(Page element annotations)
◇ ◇ ◇

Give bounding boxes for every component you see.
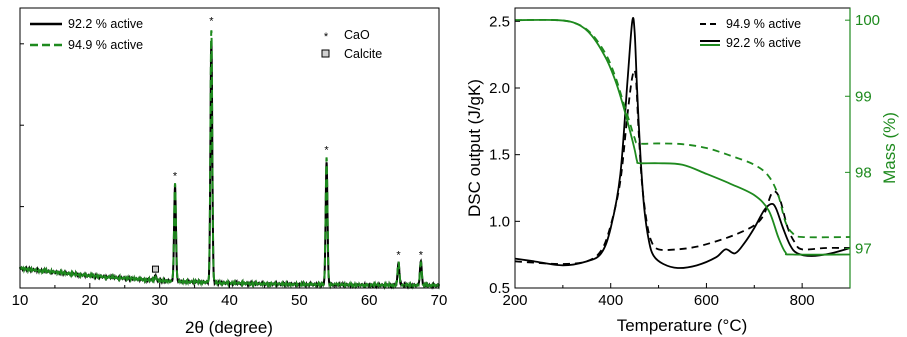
xrd-x-tick-label: 40 bbox=[221, 292, 238, 309]
mass-series-92-2-active bbox=[514, 18, 851, 256]
dsc-x-ticks: 200 400 600 800 bbox=[502, 283, 815, 309]
dsc-chart: 200 400 600 800 0.5 1.0 1.5 2.0 2.5 97 98 99 100 T… bbox=[465, 7, 899, 335]
xrd-series-92-2-active bbox=[19, 43, 440, 290]
xrd-chart: * * * * * 10 20 30 40 50 60 70 2θ (degree) 92.2 % … bbox=[12, 7, 448, 337]
xrd-series-94-9-active bbox=[19, 30, 440, 290]
mass-y-tick-label: 100 bbox=[855, 12, 880, 29]
mass-y-tick-label: 98 bbox=[855, 164, 872, 181]
xrd-plot-area bbox=[19, 30, 440, 290]
xrd-y-ticks bbox=[20, 43, 24, 208]
dsc-y-tick-label: 2.0 bbox=[489, 80, 510, 97]
calcite-marker-square bbox=[321, 49, 330, 58]
calcite-legend-label: Calcite bbox=[344, 47, 382, 61]
mass-y-tick-label: 99 bbox=[855, 88, 872, 105]
xrd-phase-legend: * CaO Calcite bbox=[321, 28, 382, 61]
cao-legend-label: CaO bbox=[344, 28, 370, 42]
dsc-axes-frame bbox=[514, 7, 851, 289]
cao-peak-marker: * bbox=[419, 250, 424, 262]
xrd-legend: 92.2 % active 94.9 % active bbox=[30, 17, 143, 52]
dsc-y-tick-label: 1.0 bbox=[489, 213, 510, 230]
dsc-y-tick-label: 2.5 bbox=[489, 13, 510, 30]
dsc-x-axis-label: Temperature (°C) bbox=[617, 316, 748, 335]
xrd-legend-label-92: 92.2 % active bbox=[68, 17, 143, 31]
xrd-x-tick-label: 60 bbox=[361, 292, 378, 309]
cao-peak-marker: * bbox=[396, 249, 401, 261]
dsc-y-ticks: 0.5 1.0 1.5 2.0 2.5 bbox=[489, 13, 520, 297]
dsc-series-94-9-active bbox=[514, 69, 851, 265]
mass-series-94-9-active bbox=[514, 18, 851, 239]
xrd-legend-label-949: 94.9 % active bbox=[68, 38, 143, 52]
dsc-y-axis-label: DSC output (J/gK) bbox=[465, 79, 484, 217]
dsc-legend: 94.9 % active 92.2 % active bbox=[700, 17, 801, 50]
xrd-phase-markers: * * * * * bbox=[151, 16, 424, 273]
dsc-x-tick-label: 800 bbox=[790, 292, 815, 309]
dsc-x-tick-label: 400 bbox=[598, 292, 623, 309]
mass-y-ticks: 97 98 99 100 bbox=[845, 8, 880, 288]
cao-peak-marker: * bbox=[324, 145, 329, 157]
cao-peak-marker: * bbox=[209, 16, 214, 28]
dsc-y-tick-label: 1.5 bbox=[489, 147, 510, 164]
xrd-x-tick-label: 70 bbox=[431, 292, 448, 309]
dsc-y-tick-label: 0.5 bbox=[489, 280, 510, 297]
mass-y-axis-label: Mass (%) bbox=[880, 112, 899, 184]
xrd-x-axis-label: 2θ (degree) bbox=[185, 318, 273, 337]
xrd-x-tick-label: 30 bbox=[151, 292, 168, 309]
xrd-x-tick-label: 10 bbox=[12, 292, 29, 309]
xrd-x-ticks: 10 20 30 40 50 60 70 bbox=[12, 283, 448, 309]
dsc-x-tick-label: 200 bbox=[502, 292, 527, 309]
cao-peak-marker: * bbox=[173, 171, 178, 183]
dsc-legend-label-922: 92.2 % active bbox=[726, 36, 801, 50]
xrd-x-tick-label: 20 bbox=[81, 292, 98, 309]
dsc-legend-label-949: 94.9 % active bbox=[726, 17, 801, 31]
cao-marker-symbol: * bbox=[324, 31, 329, 43]
calcite-peak-marker bbox=[151, 265, 159, 273]
dsc-plot-area bbox=[514, 17, 851, 269]
dsc-x-tick-label: 600 bbox=[694, 292, 719, 309]
mass-y-tick-label: 97 bbox=[855, 240, 872, 257]
xrd-x-tick-label: 50 bbox=[291, 292, 308, 309]
dsc-series-92-2-active bbox=[514, 17, 851, 269]
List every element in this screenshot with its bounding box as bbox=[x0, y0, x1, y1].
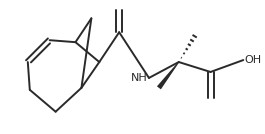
Text: OH: OH bbox=[244, 55, 262, 65]
Text: NH: NH bbox=[131, 73, 148, 83]
Polygon shape bbox=[157, 62, 179, 89]
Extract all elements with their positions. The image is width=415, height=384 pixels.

◇ ◇ ◇

• PROBLEM REQUIREMENTS:
Lay out the lines above as a JSON list of strings, one string per line, skipping blank lines and leaving out the pictures.

• RESPONSE:
[
  "Give bounding boxes for every component you see.",
  "xrd-x-tick-label: 40 bbox=[221, 292, 238, 309]",
  "mass-series-92-2-active bbox=[514, 18, 851, 256]",
  "dsc-x-ticks: 200 400 600 800 bbox=[502, 283, 815, 309]",
  "dsc-chart: 200 400 600 800 0.5 1.0 1.5 2.0 2.5 97 98 99 100 T… bbox=[465, 7, 899, 335]",
  "xrd-series-92-2-active bbox=[19, 43, 440, 290]",
  "xrd-chart: * * * * * 10 20 30 40 50 60 70 2θ (degree) 92.2 % … bbox=[12, 7, 448, 337]",
  "xrd-series-94-9-active bbox=[19, 30, 440, 290]",
  "mass-y-tick-label: 100 bbox=[855, 12, 880, 29]",
  "mass-y-tick-label: 98 bbox=[855, 164, 872, 181]",
  "xrd-plot-area bbox=[19, 30, 440, 290]",
  "xrd-y-ticks bbox=[20, 43, 24, 208]",
  "dsc-y-tick-label: 2.0 bbox=[489, 80, 510, 97]",
  "calcite-marker-square bbox=[321, 49, 330, 58]",
  "calcite-legend-label: Calcite bbox=[344, 47, 382, 61]",
  "mass-y-tick-label: 99 bbox=[855, 88, 872, 105]",
  "xrd-phase-legend: * CaO Calcite bbox=[321, 28, 382, 61]",
  "cao-legend-label: CaO bbox=[344, 28, 370, 42]",
  "dsc-axes-frame bbox=[514, 7, 851, 289]",
  "cao-peak-marker: * bbox=[419, 250, 424, 262]",
  "xrd-legend: 92.2 % active 94.9 % active bbox=[30, 17, 143, 52]",
  "dsc-y-tick-label: 1.0 bbox=[489, 213, 510, 230]",
  "dsc-y-tick-label: 2.5 bbox=[489, 13, 510, 30]",
  "dsc-x-axis-label: Temperature (°C) bbox=[617, 316, 748, 335]",
  "xrd-legend-label-92: 92.2 % active bbox=[68, 17, 143, 31]",
  "xrd-x-tick-label: 60 bbox=[361, 292, 378, 309]",
  "cao-peak-marker: * bbox=[396, 249, 401, 261]",
  "dsc-y-ticks: 0.5 1.0 1.5 2.0 2.5 bbox=[489, 13, 520, 297]",
  "dsc-series-94-9-active bbox=[514, 69, 851, 265]",
  "mass-series-94-9-active bbox=[514, 18, 851, 239]",
  "xrd-legend-label-949: 94.9 % active bbox=[68, 38, 143, 52]",
  "dsc-y-axis-label: DSC output (J/gK) bbox=[465, 79, 484, 217]",
  "dsc-legend: 94.9 % active 92.2 % active bbox=[700, 17, 801, 50]",
  "xrd-phase-markers: * * * * * bbox=[151, 16, 424, 273]",
  "dsc-x-tick-label: 800 bbox=[790, 292, 815, 309]",
  "dsc-x-tick-label: 400 bbox=[598, 292, 623, 309]",
  "mass-y-ticks: 97 98 99 100 bbox=[845, 8, 880, 288]",
  "cao-peak-marker: * bbox=[324, 145, 329, 157]",
  "cao-peak-marker: * bbox=[209, 16, 214, 28]",
  "dsc-y-tick-label: 1.5 bbox=[489, 147, 510, 164]",
  "xrd-x-tick-label: 70 bbox=[431, 292, 448, 309]",
  "dsc-y-tick-label: 0.5 bbox=[489, 280, 510, 297]",
  "mass-y-axis-label: Mass (%) bbox=[880, 112, 899, 184]",
  "xrd-x-axis-label: 2θ (degree) bbox=[185, 318, 273, 337]",
  "xrd-x-tick-label: 30 bbox=[151, 292, 168, 309]",
  "xrd-x-tick-label: 10 bbox=[12, 292, 29, 309]",
  "xrd-x-ticks: 10 20 30 40 50 60 70 bbox=[12, 283, 448, 309]",
  "dsc-x-tick-label: 200 bbox=[502, 292, 527, 309]",
  "cao-peak-marker: * bbox=[173, 171, 178, 183]",
  "dsc-legend-label-922: 92.2 % active bbox=[726, 36, 801, 50]",
  "xrd-x-tick-label: 20 bbox=[81, 292, 98, 309]",
  "dsc-legend-label-949: 94.9 % active bbox=[726, 17, 801, 31]",
  "cao-marker-symbol: * bbox=[324, 31, 329, 43]",
  "calcite-peak-marker bbox=[151, 265, 159, 273]",
  "dsc-plot-area bbox=[514, 17, 851, 269]",
  "dsc-x-tick-label: 600 bbox=[694, 292, 719, 309]",
  "mass-y-tick-label: 97 bbox=[855, 240, 872, 257]",
  "xrd-x-tick-label: 50 bbox=[291, 292, 308, 309]",
  "dsc-series-92-2-active bbox=[514, 17, 851, 269]",
  "List every element in this screenshot with its bounding box as bbox=[x0, y0, x1, y1].",
  "Text: OH: OH bbox=[244, 55, 262, 65]",
  "Text: NH: NH bbox=[131, 73, 148, 83]",
  "Polygon shape bbox=[157, 62, 179, 89]",
  "Extract all elements with their positions. The image is width=415, height=384 pixels."
]